» Tasks to complete:
1: Transcribe everything in the passage about White from "His spare time" down to "to envelop him.".
2: According to the passage about White, in what year was he appointed Demonstrator in Forest Botany at the Forestry Department in Oxford?

» Text block:
▼▼▼
The son of a flour miller's clerk in Sunderland, White went to Bede Collegiate School, obtaining a scholarship which took him to St John's College, Cambridge, in 1945, where his tutor was the Arctic scientist Dr Colin Bertram. Because of this - and curiously for one who was to devote his life to tropical botany - White's first expedition was to Arctic Lapland which later led to a notable publication in the Journal of Ecology in 1951.
He obtained Firsts in Parts I and II of the Natural Science Tripos and was awarded the Frank Smart Prize in Botany. In 1948, he was appointed Demonstrator in Forest Botany at the Forestry Department in Oxford, where he devoted himself to sorting out the taxonomic problems of the African forest flora, particularly the ebonies (Ebenaceae) and the mahogany family (Meliaceae).
His spare time White devoted to honing his skills as a wonderful raconteur and gustateur. The cricket matches he organised had the custom of a pint of ale being taken out to the batsman every time a boundary was hit. This rule had a great levelling effect and the best batsmen were soon reduced to the general level of skill. This side of his nature was increasingly hidden to those who knew him only during the last 15 years of his life as clouds of his final illnesses began to envelop him.
White believed in taking his studies to the living plant and not being confined to pressed and dried specimens in the herbarium. This led to extensive travels around Africa and he strove not to become too involved with flora outside Africa so as not to 'dilute his experience', as he put it. However, at length he was persuaded to Central America by his colleague Dr Terry Pennington, and shortly before his death he had widened his remit still further to include the ebonies of China, New Caledonia and elsewhere.
▲▲▲
» Data records:
▼▼▼
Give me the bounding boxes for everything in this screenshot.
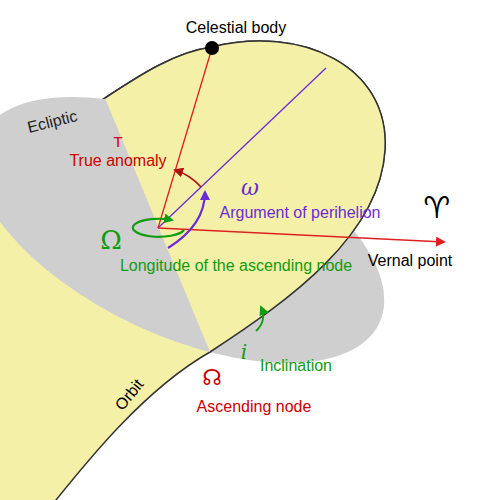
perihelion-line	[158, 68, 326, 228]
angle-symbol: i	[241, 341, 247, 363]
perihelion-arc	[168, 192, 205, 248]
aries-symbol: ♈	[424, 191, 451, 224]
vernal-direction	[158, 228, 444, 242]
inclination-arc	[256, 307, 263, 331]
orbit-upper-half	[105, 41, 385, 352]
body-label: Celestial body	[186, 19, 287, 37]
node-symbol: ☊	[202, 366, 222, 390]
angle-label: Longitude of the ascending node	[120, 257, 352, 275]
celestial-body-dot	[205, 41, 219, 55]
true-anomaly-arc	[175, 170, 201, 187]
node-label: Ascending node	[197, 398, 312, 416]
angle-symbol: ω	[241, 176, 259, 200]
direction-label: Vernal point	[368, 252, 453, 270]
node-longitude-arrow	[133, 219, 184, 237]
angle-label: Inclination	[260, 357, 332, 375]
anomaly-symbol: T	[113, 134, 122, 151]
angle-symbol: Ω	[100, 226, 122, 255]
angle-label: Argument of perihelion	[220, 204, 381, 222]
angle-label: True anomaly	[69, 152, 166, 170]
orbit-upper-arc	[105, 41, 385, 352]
▲▲▲
▼▼▼
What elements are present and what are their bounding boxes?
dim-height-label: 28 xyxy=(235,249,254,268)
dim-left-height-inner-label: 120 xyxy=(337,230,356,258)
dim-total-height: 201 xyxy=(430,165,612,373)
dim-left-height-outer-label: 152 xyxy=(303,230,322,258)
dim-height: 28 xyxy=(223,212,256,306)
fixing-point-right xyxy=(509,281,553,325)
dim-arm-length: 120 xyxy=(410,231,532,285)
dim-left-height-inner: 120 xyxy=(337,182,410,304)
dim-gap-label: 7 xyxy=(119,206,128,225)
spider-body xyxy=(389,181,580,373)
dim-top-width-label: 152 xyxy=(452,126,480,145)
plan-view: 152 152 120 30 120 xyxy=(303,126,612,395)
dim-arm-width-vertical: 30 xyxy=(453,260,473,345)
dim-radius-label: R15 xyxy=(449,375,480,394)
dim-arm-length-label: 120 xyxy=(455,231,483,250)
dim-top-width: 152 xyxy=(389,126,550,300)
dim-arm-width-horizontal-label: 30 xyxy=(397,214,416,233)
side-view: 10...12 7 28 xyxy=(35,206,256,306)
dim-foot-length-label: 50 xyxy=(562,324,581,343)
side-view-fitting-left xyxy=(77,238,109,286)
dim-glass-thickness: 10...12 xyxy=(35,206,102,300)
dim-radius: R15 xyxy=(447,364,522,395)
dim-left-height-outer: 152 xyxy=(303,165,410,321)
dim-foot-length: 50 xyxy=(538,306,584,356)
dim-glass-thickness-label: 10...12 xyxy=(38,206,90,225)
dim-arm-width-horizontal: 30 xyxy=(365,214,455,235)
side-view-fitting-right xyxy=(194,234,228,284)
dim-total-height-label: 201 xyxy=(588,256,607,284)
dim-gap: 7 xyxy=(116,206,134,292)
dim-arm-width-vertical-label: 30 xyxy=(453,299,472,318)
▲▲▲
▼▼▼
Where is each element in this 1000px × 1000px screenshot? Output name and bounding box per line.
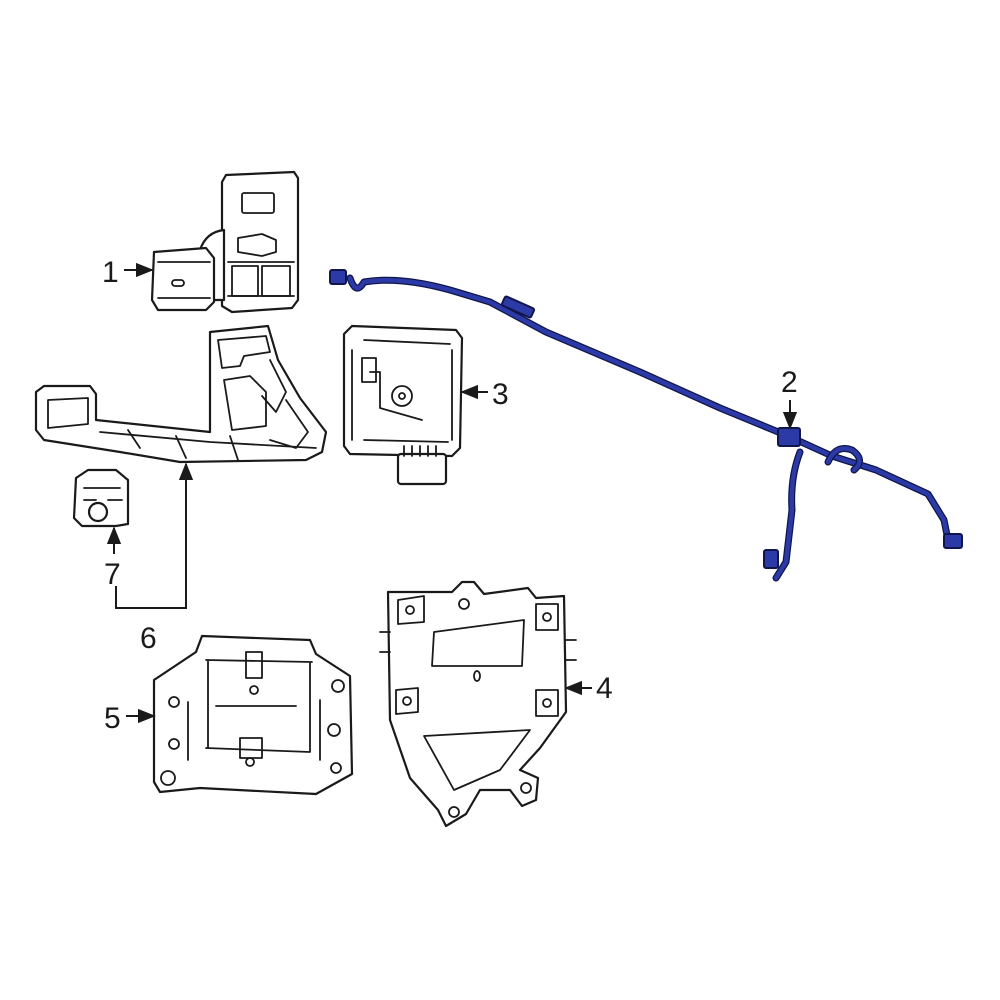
▲▲▲
» Worked answers:
1:
His spare time White devoted to honing his skills as a wonderful raconteur and gustateur. The cricket matches he organised had the custom of a pint of ale being taken out to the batsman every time a boundary was hit. This rule had a great levelling effect and the best batsmen were soon reduced to the general level of skill. This side of his nature was increasingly hidden to those who knew him only during the last 15 years of his life as clouds of his final illnesses began to envelop him.

2: 1948